*Documento de origem*:
23 Janeiro 2021
'Se é verdade que os principais focos de poder sobre os processos eleitorais no Brasil permanecem nas mãos dos privilegiados, também é verdade que este sistema – até Bolsonaro – vinha sendo “depurado” em termos político-eleitorais, até que sofresse um brutal impacto da “santa aliança” do grande capital. Esta, sacralizada com a mídia oligopólica, foi ampliada com adesão das bases fisiológicas que participaram de todos os governos no Brasil, pós-ditadura militar e durante aquele período. Este artigo quer propor uma outra visão sobre a responsabilidade da instituição militar – não sobre os militares singularmente tomados – na matança que o Governo Federal proporciona com a sua política sanitária genocida', escreve Tarso Genro, ex-ministro da justiça e ex-governador do Rio Grande do Sul, publicado por Sul21, 21-01-2021.
Na tarde cinzenta de quarta-feira assisto apreensivo pela Globo News a posse do presidente Joe Biden. Temo que o matem. Quatro presidentes americanos foram assassinados quando exerciam as suas funções e nove deles sofreram atentados. Lincoln foi morto em 14 de abril de 1865 com um tiro traiçoeiro, na nuca, por John Both, um sulista, racista, segregacionista, que encerrou a vida do presidente que liderou a Guerra contra a escravidão, no país que nascia para a democracia. Com Trump, os EUA iniciaram sua decadência política interna sem eliminar as raízes miseráveis das chagas culturais da escravidão. A história americana não é rósea, mas violenta externa e internamente e os atacantes do Capitólio a representam de maneira medular.
Gosto de Biden porque ele me lembra mais os soldados russos e americanos libertando os campos de concentração da fera nazista e menos os EEUU imperial, que sempre transformou seus países aliados em territórios “livres” de forças que acreditassem em igualdade, independência e soberania. E isso é muito e é o bastante nos dias em que sofremos o pesadelo bolsonariano. Os indivíduos não fazem a História, mas eles podem, em certas circunstâncias, interferir de forma substancial nos modos de resolução dos grandes problemas que ela nos coloca.
Os moços e moças da Globo, autenticamente emocionados com a posse de Biden – e isso é bom para o Brasil – falam da democracia americana sem se dar conta (ou saber), que a grande política de Trump foi tentar transpor – para a ordem jurídica interna – as formas jurídicas externas através das quais o Estado americano no seu direito internacional clandestino sempre tratou os territórios e os povos que pretendiam controlar, a ferro e fogo. Que o digam Allende, as crianças incendiadas pelo Napalm no Vietnã, os torturados no Brasil por “professores” de interrogatório dos sinistros “Serviços” dos EUA, e que o diga Che Guevara, morto na Bolívia na luta contra as corjas de generais traficantes que controlavam aquele povo.

*Tarefas*:
A. Segundo o artigo sobre a posse de Biden, quantos presidentes americanos foram assassinados no exercício de suas funções?
B. Transcreva do artigo sobre a posse de Biden o trecho de "Gosto de Biden" a "ela nos coloca.".
C. Dê sequência ao artigo sobre a posse de Biden a partir da última frase apresentada.

*Informações exibidas*:
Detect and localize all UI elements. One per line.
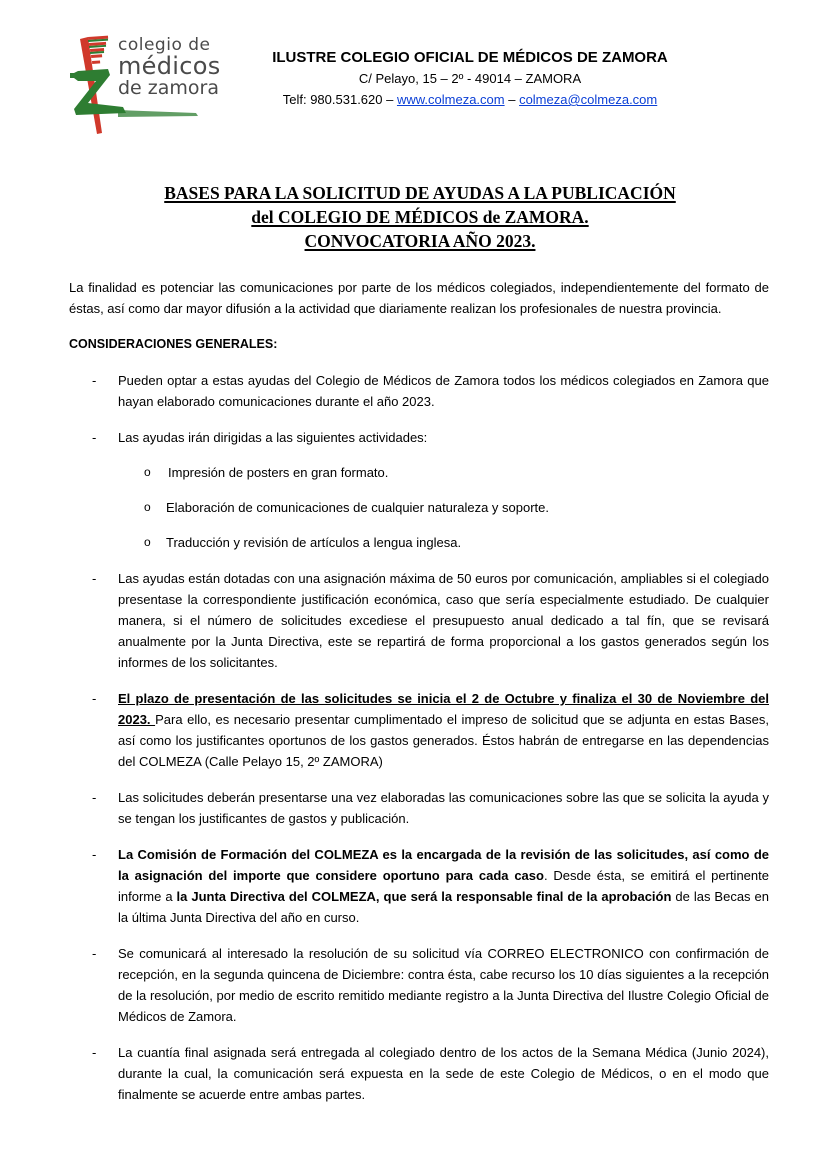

*Respostas esperadas*:
A. Quatro presidentes.

B.
Gosto de Biden porque ele me lembra mais os soldados russos e americanos libertando os campos de concentração da fera nazista e menos os EEUU imperial, que sempre transformou seus países aliados em territórios “livres” de forças que acreditassem em igualdade, independência e soberania. E isso é muito e é o bastante nos dias em que sofremos o pesadelo bolsonariano. Os indivíduos não fazem a História, mas eles podem, em certas circunstâncias, interferir de forma substancial nos modos de resolução dos grandes problemas que ela nos coloca.

C.
A indignação que toma conta da maioria (fragmentada) da sociedade brasileira e os efeitos devastadores, na vida política e na economia do país, de um governo de “capangagem”, corrupção e aparelhamento explícito do Estado, não pode embaçar nossa visão sobre a paisagem que se abre dentro da crise. José Murilo de Carvalho escreveu que na República Velha, “além de ser inútil, votar era muito perigoso. Desde o Império as eleições na capital eram marcadas pela presença dos capoeiras, contratados pelos candidatos para garantir os resultados” e (…) “as eleições eram decididas por bandos que atuavam em determinados pontos da cidade e alugavam seus serviços aos políticos.”
“Os bandos mais sofisticados que atuam” em todos (ou determinados) ponto do globo – no tempo atual – têm seus crimes perdoados ou estes prescrevem nos modorrentos escaninhos do “devido processo legal”. Steve Bannon, um dos criminosos mais importantes dos tempos pós-modernos, cuja tarefa cotidiana é acabar com a democracia liberal e fazer, portanto, o trabalho sujo na sua decadência, acaba de ser perdoado por Trump, juntamente com um bando de delinquentes de extrema direita, que quase levaram de arrasto as instituições da democracia política americana.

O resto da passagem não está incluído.